Your task is to reproduce the material exactly.

Data shown:
================================

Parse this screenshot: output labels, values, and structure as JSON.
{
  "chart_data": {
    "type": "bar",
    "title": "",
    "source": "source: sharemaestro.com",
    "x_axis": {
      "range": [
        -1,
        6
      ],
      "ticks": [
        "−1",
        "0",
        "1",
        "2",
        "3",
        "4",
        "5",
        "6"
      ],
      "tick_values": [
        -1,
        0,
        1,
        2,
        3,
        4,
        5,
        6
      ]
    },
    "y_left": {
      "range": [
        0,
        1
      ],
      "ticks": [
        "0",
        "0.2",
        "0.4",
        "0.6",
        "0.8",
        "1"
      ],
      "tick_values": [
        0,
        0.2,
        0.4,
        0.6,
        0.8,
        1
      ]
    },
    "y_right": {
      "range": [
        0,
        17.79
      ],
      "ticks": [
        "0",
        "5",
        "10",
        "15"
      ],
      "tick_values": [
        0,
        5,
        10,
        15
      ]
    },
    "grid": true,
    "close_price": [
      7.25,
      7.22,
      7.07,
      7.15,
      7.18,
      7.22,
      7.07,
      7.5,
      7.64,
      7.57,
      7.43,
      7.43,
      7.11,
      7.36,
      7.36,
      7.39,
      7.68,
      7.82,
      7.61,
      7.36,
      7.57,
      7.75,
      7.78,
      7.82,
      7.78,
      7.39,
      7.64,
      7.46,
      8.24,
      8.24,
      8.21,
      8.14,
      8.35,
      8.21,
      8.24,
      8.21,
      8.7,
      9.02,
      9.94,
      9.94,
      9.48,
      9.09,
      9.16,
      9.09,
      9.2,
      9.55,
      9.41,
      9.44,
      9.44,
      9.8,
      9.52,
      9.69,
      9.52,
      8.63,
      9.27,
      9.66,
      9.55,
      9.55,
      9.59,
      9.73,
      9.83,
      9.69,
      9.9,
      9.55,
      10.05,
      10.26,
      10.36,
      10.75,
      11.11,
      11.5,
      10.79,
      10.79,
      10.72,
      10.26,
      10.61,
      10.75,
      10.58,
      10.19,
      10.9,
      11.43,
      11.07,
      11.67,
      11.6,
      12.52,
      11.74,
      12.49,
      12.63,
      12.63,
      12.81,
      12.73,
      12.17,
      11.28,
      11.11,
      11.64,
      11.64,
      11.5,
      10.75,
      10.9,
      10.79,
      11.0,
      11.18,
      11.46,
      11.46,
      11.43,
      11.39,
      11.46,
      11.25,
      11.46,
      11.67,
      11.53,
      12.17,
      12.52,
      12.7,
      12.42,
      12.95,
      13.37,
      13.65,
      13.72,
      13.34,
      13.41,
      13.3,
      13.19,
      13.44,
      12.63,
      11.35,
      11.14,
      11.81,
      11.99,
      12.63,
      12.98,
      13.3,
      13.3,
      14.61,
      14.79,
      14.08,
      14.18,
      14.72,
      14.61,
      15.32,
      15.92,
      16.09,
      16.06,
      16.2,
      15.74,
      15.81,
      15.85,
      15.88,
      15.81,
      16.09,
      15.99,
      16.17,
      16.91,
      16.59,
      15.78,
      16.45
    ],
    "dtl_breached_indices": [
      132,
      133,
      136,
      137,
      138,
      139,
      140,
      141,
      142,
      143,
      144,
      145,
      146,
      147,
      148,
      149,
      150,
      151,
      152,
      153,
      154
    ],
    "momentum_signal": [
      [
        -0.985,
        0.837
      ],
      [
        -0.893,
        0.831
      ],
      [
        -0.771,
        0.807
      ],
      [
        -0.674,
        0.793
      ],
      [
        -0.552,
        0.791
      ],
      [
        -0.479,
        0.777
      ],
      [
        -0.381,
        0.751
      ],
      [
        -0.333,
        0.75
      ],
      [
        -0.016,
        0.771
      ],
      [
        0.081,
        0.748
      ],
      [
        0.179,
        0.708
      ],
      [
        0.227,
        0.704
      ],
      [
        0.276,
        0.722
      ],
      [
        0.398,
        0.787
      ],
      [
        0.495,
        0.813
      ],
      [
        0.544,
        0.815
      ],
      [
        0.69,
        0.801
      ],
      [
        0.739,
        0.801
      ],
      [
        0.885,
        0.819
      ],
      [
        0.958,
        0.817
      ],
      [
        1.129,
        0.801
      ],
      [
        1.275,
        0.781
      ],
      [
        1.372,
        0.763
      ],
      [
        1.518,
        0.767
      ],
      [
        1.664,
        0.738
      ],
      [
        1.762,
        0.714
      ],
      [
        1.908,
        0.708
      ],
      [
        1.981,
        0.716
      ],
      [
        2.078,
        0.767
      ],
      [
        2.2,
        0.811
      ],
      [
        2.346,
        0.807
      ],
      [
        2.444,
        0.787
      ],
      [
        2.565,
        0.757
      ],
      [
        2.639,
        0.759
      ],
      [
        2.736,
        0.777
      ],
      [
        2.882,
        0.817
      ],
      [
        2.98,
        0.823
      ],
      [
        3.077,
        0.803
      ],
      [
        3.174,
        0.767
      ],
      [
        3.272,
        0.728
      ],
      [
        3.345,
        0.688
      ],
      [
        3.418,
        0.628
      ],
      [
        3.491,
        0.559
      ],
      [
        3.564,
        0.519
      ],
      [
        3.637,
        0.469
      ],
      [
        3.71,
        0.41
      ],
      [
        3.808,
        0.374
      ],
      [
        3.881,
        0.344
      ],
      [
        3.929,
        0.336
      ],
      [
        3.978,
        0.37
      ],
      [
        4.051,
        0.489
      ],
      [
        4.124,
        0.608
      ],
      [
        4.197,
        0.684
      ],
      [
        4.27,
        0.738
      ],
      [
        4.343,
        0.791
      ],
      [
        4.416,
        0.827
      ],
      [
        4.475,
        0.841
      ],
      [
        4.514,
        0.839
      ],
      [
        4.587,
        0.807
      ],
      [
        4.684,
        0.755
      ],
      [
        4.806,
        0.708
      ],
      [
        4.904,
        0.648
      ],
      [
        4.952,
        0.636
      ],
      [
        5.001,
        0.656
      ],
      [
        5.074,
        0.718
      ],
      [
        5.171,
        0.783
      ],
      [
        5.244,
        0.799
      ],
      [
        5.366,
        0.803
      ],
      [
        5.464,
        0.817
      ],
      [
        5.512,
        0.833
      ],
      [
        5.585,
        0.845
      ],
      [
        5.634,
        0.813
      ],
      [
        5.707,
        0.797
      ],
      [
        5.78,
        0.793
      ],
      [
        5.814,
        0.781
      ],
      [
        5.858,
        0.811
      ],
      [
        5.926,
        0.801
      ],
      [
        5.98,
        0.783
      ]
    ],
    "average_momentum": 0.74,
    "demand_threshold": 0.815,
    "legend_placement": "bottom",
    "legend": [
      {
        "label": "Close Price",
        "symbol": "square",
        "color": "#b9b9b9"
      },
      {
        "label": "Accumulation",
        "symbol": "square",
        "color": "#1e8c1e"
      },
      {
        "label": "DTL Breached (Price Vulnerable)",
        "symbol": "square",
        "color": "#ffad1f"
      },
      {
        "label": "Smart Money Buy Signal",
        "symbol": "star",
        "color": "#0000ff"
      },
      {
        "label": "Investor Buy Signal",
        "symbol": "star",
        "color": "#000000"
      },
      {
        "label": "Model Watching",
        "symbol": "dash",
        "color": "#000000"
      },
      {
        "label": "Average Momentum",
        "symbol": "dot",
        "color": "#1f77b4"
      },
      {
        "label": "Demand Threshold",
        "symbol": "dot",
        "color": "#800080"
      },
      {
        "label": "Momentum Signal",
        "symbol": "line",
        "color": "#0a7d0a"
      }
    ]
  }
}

================================

Task output:
Parse this screenshot: output labels, values, and structure as JSON.
{
  "chart_data": {
    "type": "bar",
    "title": "",
    "source": "source: sharemaestro.com",
    "x_axis": {
      "range": [
        -1,
        6
      ],
      "ticks": [
        "−1",
        "0",
        "1",
        "2",
        "3",
        "4",
        "5",
        "6"
      ],
      "tick_values": [
        -1,
        0,
        1,
        2,
        3,
        4,
        5,
        6
      ]
    },
    "y_left": {
      "range": [
        0,
        1
      ],
      "ticks": [
        "0",
        "0.2",
        "0.4",
        "0.6",
        "0.8",
        "1"
      ],
      "tick_values": [
        0,
        0.2,
        0.4,
        0.6,
        0.8,
        1
      ]
    },
    "y_right": {
      "range": [
        0,
        17.79
      ],
      "ticks": [
        "0",
        "5",
        "10",
        "15"
      ],
      "tick_values": [
        0,
        5,
        10,
        15
      ]
    },
    "grid": true,
    "close_price": [
      7.25,
      7.22,
      7.07,
      7.15,
      7.18,
      7.22,
      7.07,
      7.5,
      7.64,
      7.57,
      7.43,
      7.43,
      7.11,
      7.36,
      7.36,
      7.39,
      7.68,
      7.82,
      7.61,
      7.36,
      7.57,
      7.75,
      7.78,
      7.82,
      7.78,
      7.39,
      7.64,
      7.46,
      8.24,
      8.24,
      8.21,
      8.14,
      8.35,
      8.21,
      8.24,
      8.21,
      8.7,
      9.02,
      9.94,
      9.94,
      9.48,
      9.09,
      9.16,
      9.09,
      9.2,
      9.55,
      9.41,
      9.44,
      9.44,
      9.8,
      9.52,
      9.69,
      9.52,
      8.63,
      9.27,
      9.66,
      9.55,
      9.55,
      9.59,
      9.73,
      9.83,
      9.69,
      9.9,
      9.55,
      10.05,
      10.26,
      10.36,
      10.75,
      11.11,
      11.5,
      10.79,
      10.79,
      10.72,
      10.26,
      10.61,
      10.75,
      10.58,
      10.19,
      10.9,
      11.43,
      11.07,
      11.67,
      11.6,
      12.52,
      11.74,
      12.49,
      12.63,
      12.63,
      12.81,
      12.73,
      12.17,
      11.28,
      11.11,
      11.64,
      11.64,
      11.5,
      10.75,
      10.9,
      10.79,
      11.0,
      11.18,
      11.46,
      11.46,
      11.43,
      11.39,
      11.46,
      11.25,
      11.46,
      11.67,
      11.53,
      12.17,
      12.52,
      12.7,
      12.42,
      12.95,
      13.37,
      13.65,
      13.72,
      13.34,
      13.41,
      13.3,
      13.19,
      13.44,
      12.63,
      11.35,
      11.14,
      11.81,
      11.99,
      12.63,
      12.98,
      13.3,
      13.3,
      14.61,
      14.79,
      14.08,
      14.18,
      14.72,
      14.61,
      15.32,
      15.92,
      16.09,
      16.06,
      16.2,
      15.74,
      15.81,
      15.85,
      15.88,
      15.81,
      16.09,
      15.99,
      16.17,
      16.91,
      16.59,
      15.78,
      16.45
    ],
    "dtl_breached_indices": [
      132,
      133,
      136,
      137,
      138,
      139,
      140,
      141,
      142,
      143,
      144,
      145,
      146,
      147,
      148,
      149,
      150,
      151,
      152,
      153,
      154
    ],
    "momentum_signal": [
      [
        -0.985,
        0.837
      ],
      [
        -0.893,
        0.831
      ],
      [
        -0.771,
        0.807
      ],
      [
        -0.674,
        0.793
      ],
      [
        -0.552,
        0.791
      ],
      [
        -0.479,
        0.777
      ],
      [
        -0.381,
        0.751
      ],
      [
        -0.333,
        0.75
      ],
      [
        -0.016,
        0.771
      ],
      [
        0.081,
        0.748
      ],
      [
        0.179,
        0.708
      ],
      [
        0.227,
        0.704
      ],
      [
        0.276,
        0.722
      ],
      [
        0.398,
        0.787
      ],
      [
        0.495,
        0.813
      ],
      [
        0.544,
        0.815
      ],
      [
        0.69,
        0.801
      ],
      [
        0.739,
        0.801
      ],
      [
        0.885,
        0.819
      ],
      [
        0.958,
        0.817
      ],
      [
        1.129,
        0.801
      ],
      [
        1.275,
        0.781
      ],
      [
        1.372,
        0.763
      ],
      [
        1.518,
        0.767
      ],
      [
        1.664,
        0.738
      ],
      [
        1.762,
        0.714
      ],
      [
        1.908,
        0.708
      ],
      [
        1.981,
        0.716
      ],
      [
        2.078,
        0.767
      ],
      [
        2.2,
        0.811
      ],
      [
        2.346,
        0.807
      ],
      [
        2.444,
        0.787
      ],
      [
        2.565,
        0.757
      ],
      [
        2.639,
        0.759
      ],
      [
        2.736,
        0.777
      ],
      [
        2.882,
        0.817
      ],
      [
        2.98,
        0.823
      ],
      [
        3.077,
        0.803
      ],
      [
        3.174,
        0.767
      ],
      [
        3.272,
        0.728
      ],
      [
        3.345,
        0.688
      ],
      [
        3.418,
        0.628
      ],
      [
        3.491,
        0.559
      ],
      [
        3.564,
        0.519
      ],
      [
        3.637,
        0.469
      ],
      [
        3.71,
        0.41
      ],
      [
        3.808,
        0.374
      ],
      [
        3.881,
        0.344
      ],
      [
        3.929,
        0.336
      ],
      [
        3.978,
        0.37
      ],
      [
        4.051,
        0.489
      ],
      [
        4.124,
        0.608
      ],
      [
        4.197,
        0.684
      ],
      [
        4.27,
        0.738
      ],
      [
        4.343,
        0.791
      ],
      [
        4.416,
        0.827
      ],
      [
        4.475,
        0.841
      ],
      [
        4.514,
        0.839
      ],
      [
        4.587,
        0.807
      ],
      [
        4.684,
        0.755
      ],
      [
        4.806,
        0.708
      ],
      [
        4.904,
        0.648
      ],
      [
        4.952,
        0.636
      ],
      [
        5.001,
        0.656
      ],
      [
        5.074,
        0.718
      ],
      [
        5.171,
        0.783
      ],
      [
        5.244,
        0.799
      ],
      [
        5.366,
        0.803
      ],
      [
        5.464,
        0.817
      ],
      [
        5.512,
        0.833
      ],
      [
        5.585,
        0.845
      ],
      [
        5.634,
        0.813
      ],
      [
        5.707,
        0.797
      ],
      [
        5.78,
        0.793
      ],
      [
        5.814,
        0.781
      ],
      [
        5.858,
        0.811
      ],
      [
        5.926,
        0.801
      ],
      [
        5.98,
        0.783
      ]
    ],
    "average_momentum": 0.74,
    "demand_threshold": 0.815,
    "legend_placement": "bottom",
    "legend": [
      {
        "label": "Close Price",
        "symbol": "square",
        "color": "#b9b9b9"
      },
      {
        "label": "Accumulation",
        "symbol": "square",
        "color": "#1e8c1e"
      },
      {
        "label": "DTL Breached (Price Vulnerable)",
        "symbol": "square",
        "color": "#ffad1f"
      },
      {
        "label": "Smart Money Buy Signal",
        "symbol": "star",
        "color": "#0000ff"
      },
      {
        "label": "Investor Buy Signal",
        "symbol": "star",
        "color": "#000000"
      },
      {
        "label": "Model Watching",
        "symbol": "dash",
        "color": "#000000"
      },
      {
        "label": "Average Momentum",
        "symbol": "dot",
        "color": "#1f77b4"
      },
      {
        "label": "Demand Threshold",
        "symbol": "dot",
        "color": "#800080"
      },
      {
        "label": "Momentum Signal",
        "symbol": "line",
        "color": "#0a7d0a"
      }
    ]
  }
}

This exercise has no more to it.